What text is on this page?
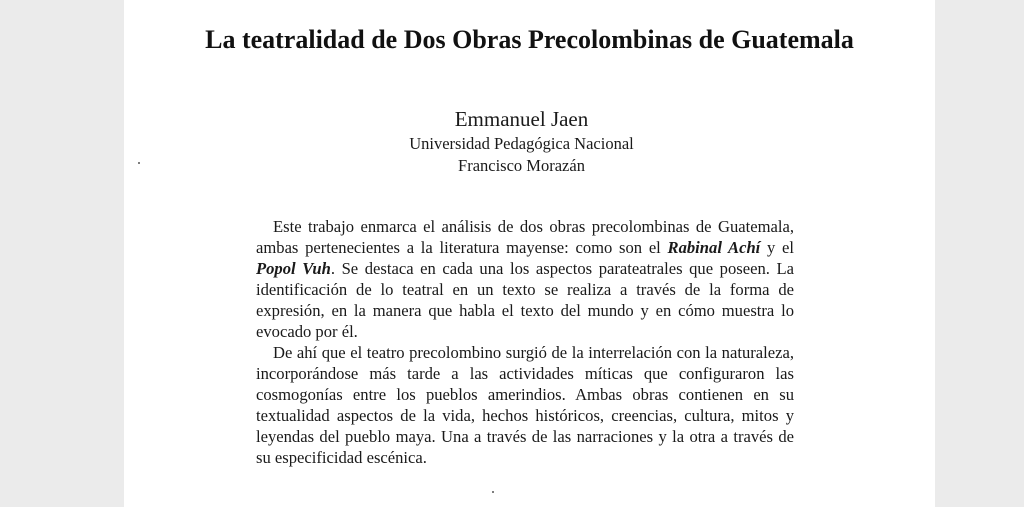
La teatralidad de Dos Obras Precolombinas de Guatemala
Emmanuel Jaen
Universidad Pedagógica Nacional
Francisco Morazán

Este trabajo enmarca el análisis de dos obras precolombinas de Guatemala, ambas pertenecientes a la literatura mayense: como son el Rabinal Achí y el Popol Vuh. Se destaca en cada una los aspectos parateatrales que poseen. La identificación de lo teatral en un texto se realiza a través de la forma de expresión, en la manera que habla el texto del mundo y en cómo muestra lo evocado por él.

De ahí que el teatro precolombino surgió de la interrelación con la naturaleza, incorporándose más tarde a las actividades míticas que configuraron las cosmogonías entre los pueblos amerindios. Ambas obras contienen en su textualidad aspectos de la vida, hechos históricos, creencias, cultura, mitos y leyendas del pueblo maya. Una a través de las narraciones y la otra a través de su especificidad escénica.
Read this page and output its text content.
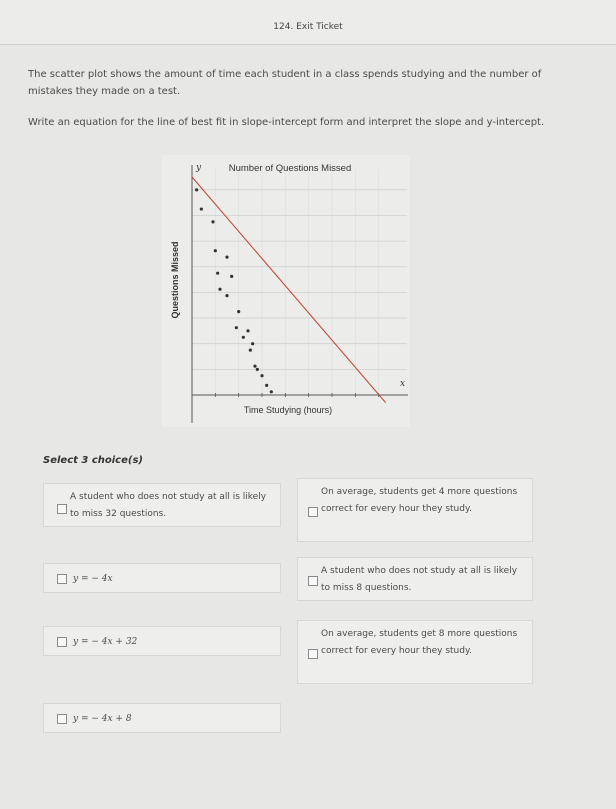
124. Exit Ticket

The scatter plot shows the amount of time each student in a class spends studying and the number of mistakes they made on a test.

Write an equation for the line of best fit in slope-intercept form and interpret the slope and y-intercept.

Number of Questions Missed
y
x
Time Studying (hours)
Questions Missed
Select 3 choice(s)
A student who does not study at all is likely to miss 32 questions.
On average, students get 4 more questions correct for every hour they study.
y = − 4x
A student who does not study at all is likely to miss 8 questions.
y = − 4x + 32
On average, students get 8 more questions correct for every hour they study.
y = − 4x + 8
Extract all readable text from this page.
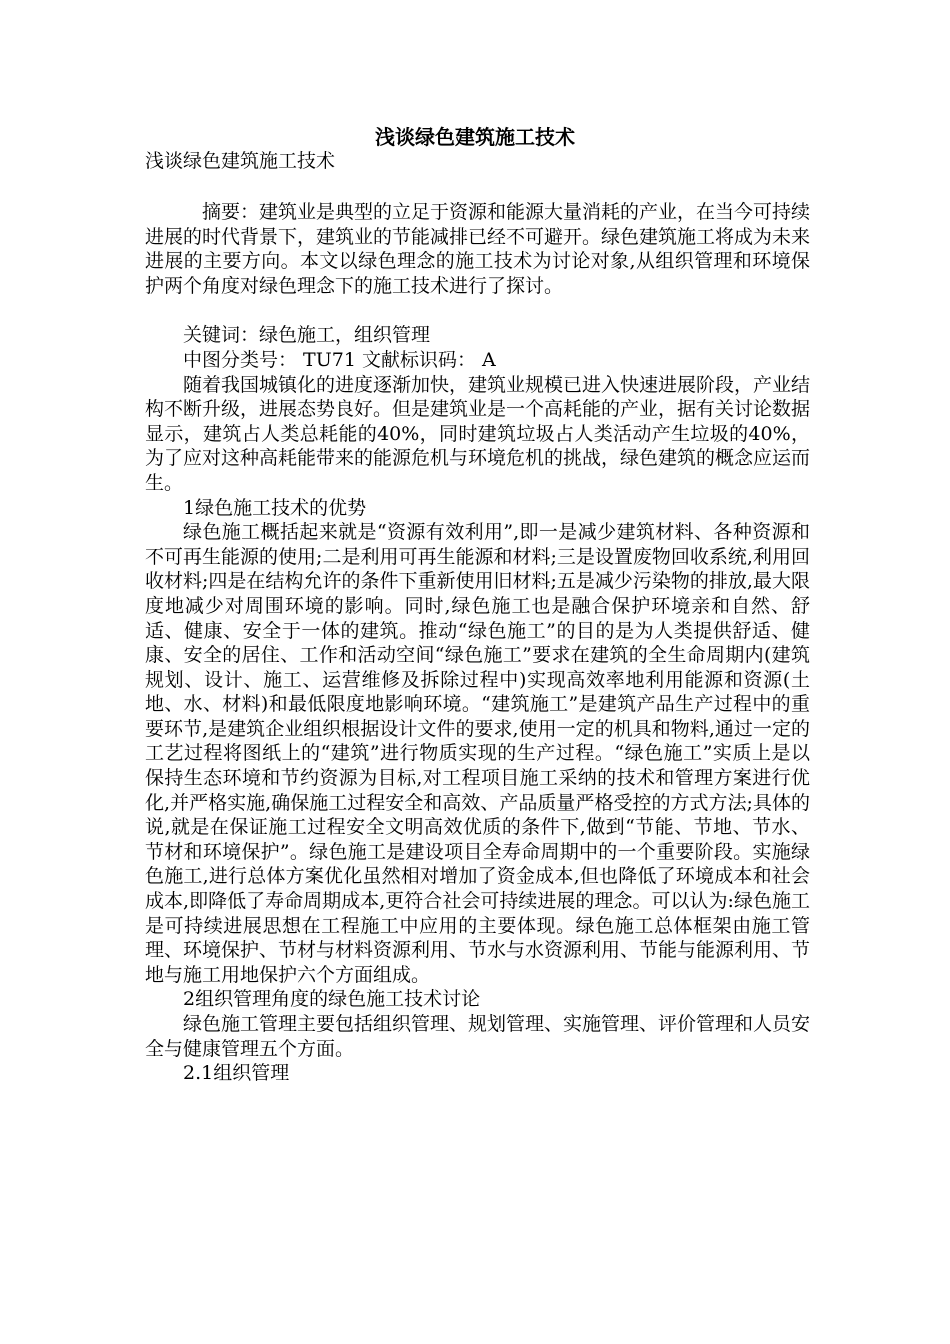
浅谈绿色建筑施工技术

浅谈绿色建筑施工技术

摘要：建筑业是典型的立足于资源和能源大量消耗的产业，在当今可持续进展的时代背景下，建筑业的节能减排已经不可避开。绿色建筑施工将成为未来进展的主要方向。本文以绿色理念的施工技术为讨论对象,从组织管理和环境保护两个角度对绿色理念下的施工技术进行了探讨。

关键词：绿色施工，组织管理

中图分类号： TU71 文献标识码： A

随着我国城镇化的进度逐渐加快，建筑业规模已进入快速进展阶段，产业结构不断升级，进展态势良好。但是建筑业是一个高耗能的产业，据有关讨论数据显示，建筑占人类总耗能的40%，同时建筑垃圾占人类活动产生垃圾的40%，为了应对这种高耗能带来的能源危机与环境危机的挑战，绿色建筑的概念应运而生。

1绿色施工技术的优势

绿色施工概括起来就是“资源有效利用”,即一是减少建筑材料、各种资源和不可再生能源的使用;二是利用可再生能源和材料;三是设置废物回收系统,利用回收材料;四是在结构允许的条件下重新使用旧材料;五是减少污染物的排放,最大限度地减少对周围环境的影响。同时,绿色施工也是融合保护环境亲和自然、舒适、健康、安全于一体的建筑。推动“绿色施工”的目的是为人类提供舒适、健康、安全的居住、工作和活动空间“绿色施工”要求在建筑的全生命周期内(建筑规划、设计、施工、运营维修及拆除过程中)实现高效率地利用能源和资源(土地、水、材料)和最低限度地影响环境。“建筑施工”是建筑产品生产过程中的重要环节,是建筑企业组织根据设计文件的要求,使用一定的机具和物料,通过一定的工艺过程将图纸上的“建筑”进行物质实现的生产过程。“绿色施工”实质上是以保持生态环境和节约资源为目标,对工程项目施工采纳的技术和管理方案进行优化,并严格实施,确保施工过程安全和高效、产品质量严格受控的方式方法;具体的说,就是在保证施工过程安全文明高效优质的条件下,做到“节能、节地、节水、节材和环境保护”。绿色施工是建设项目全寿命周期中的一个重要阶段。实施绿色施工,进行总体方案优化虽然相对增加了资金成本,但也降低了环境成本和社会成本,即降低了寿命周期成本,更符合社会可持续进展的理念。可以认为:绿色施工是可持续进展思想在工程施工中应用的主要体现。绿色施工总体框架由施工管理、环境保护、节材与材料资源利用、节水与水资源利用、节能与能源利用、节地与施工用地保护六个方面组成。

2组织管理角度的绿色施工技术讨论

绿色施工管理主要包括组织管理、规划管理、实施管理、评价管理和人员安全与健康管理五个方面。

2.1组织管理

----------

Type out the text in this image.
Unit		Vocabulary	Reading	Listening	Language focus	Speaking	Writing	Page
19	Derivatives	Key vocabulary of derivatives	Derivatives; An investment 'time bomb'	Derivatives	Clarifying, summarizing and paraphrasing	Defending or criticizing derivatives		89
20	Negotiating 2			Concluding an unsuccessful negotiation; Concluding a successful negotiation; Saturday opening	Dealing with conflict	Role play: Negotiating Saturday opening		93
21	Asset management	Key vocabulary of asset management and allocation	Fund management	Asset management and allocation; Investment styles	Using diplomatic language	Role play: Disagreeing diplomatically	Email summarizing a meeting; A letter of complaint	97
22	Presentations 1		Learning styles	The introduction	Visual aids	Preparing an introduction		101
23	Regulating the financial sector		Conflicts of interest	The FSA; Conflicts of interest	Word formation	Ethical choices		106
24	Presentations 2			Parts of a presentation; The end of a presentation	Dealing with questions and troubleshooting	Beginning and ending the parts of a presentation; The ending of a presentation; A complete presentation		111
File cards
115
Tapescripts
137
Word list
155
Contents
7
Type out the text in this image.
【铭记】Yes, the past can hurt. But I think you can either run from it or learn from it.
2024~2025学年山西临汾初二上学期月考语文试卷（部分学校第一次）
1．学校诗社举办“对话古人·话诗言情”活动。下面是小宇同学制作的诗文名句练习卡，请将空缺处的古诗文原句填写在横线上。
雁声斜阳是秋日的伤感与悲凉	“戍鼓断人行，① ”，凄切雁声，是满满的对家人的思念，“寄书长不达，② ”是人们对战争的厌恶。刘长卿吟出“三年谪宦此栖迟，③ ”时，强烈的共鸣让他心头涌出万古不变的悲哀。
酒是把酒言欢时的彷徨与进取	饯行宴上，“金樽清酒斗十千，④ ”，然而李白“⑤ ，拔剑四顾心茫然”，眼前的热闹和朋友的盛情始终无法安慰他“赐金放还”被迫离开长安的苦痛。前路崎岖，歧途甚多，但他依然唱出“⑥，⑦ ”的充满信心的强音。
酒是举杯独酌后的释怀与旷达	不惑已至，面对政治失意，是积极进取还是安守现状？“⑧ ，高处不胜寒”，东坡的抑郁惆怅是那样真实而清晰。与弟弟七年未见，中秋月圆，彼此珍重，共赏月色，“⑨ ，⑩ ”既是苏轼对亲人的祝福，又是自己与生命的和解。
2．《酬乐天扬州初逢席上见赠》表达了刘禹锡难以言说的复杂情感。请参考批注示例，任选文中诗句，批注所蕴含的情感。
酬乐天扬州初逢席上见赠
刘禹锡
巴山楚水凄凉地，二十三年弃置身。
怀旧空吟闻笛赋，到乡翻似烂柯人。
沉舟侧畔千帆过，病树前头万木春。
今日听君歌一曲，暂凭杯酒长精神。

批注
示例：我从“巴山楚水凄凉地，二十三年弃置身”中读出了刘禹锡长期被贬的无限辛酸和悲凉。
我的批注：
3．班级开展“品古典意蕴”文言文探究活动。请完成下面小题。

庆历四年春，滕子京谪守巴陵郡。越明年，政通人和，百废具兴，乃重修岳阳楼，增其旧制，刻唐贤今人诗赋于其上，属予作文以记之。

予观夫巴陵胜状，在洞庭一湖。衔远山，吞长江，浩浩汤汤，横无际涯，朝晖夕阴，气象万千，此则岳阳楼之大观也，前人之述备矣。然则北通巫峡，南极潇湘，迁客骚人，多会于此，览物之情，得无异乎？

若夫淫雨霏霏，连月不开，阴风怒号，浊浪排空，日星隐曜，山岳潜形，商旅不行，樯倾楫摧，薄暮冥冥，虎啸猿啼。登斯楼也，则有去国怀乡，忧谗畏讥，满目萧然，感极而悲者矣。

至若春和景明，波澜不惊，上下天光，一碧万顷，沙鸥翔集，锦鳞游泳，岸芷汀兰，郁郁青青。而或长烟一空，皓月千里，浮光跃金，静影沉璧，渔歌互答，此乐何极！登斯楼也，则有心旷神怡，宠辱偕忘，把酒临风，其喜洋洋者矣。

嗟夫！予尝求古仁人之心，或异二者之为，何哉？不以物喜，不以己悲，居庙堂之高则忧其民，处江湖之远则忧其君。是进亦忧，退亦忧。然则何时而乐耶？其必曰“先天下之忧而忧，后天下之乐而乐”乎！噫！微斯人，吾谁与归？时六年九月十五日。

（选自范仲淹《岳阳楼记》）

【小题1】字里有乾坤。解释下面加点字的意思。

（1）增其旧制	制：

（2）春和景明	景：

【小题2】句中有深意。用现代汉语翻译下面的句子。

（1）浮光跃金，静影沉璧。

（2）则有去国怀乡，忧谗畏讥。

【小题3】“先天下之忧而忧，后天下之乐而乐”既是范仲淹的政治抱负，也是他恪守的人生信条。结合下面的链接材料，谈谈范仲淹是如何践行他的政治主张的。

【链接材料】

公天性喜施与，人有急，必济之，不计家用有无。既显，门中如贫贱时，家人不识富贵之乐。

----------

■ Given request
Say, as a single number and nothing more, how many lines of the entries contain the word "they".

■ Answer to this exercise
3